Wherever "Previously" appears in a line, list that line.
## start Provided data
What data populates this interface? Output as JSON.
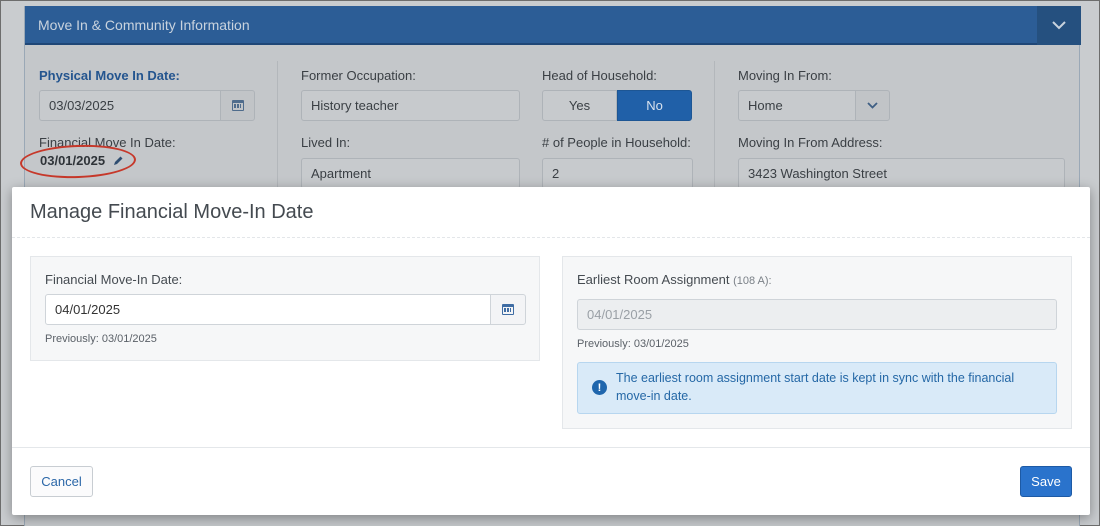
{
  "background": {
    "panel_title": "Move In & Community Information",
    "physical_move_in_label": "Physical Move In Date:",
    "physical_move_in_value": "03/03/2025",
    "financial_move_in_label": "Financial Move In Date:",
    "financial_move_in_value": "03/01/2025",
    "former_occupation_label": "Former Occupation:",
    "former_occupation_value": "History teacher",
    "lived_in_label": "Lived In:",
    "lived_in_value": "Apartment",
    "head_of_household_label": "Head of Household:",
    "yes_label": "Yes",
    "no_label": "No",
    "people_label": "# of People in Household:",
    "people_value": "2",
    "moving_in_from_label": "Moving In From:",
    "moving_in_from_value": "Home",
    "moving_in_address_label": "Moving In From Address:",
    "moving_in_address_value": "3423 Washington Street"
  },
  "modal": {
    "title": "Manage Financial Move-In Date",
    "left": {
      "label": "Financial Move-In Date:",
      "value": "04/01/2025",
      "hint": "Previously: 03/01/2025"
    },
    "right": {
      "label": "Earliest Room Assignment",
      "label_sub": "(108 A):",
      "value": "04/01/2025",
      "hint": "Previously: 03/01/2025",
      "info_text": "The earliest room assignment start date is kept in sync with the financial move-in date."
    },
    "cancel_label": "Cancel",
    "save_label": "Save"
  },
  "colors": {
    "header": "#2c5d96",
    "primary": "#2a73cc",
    "info_bg": "#d9eaf8",
    "highlight_ellipse": "#c6382a"
  }
}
## end Provided data
• **Task result**
      "hint": "Previously: 03/01/2025"
      "hint": "Previously: 03/01/2025",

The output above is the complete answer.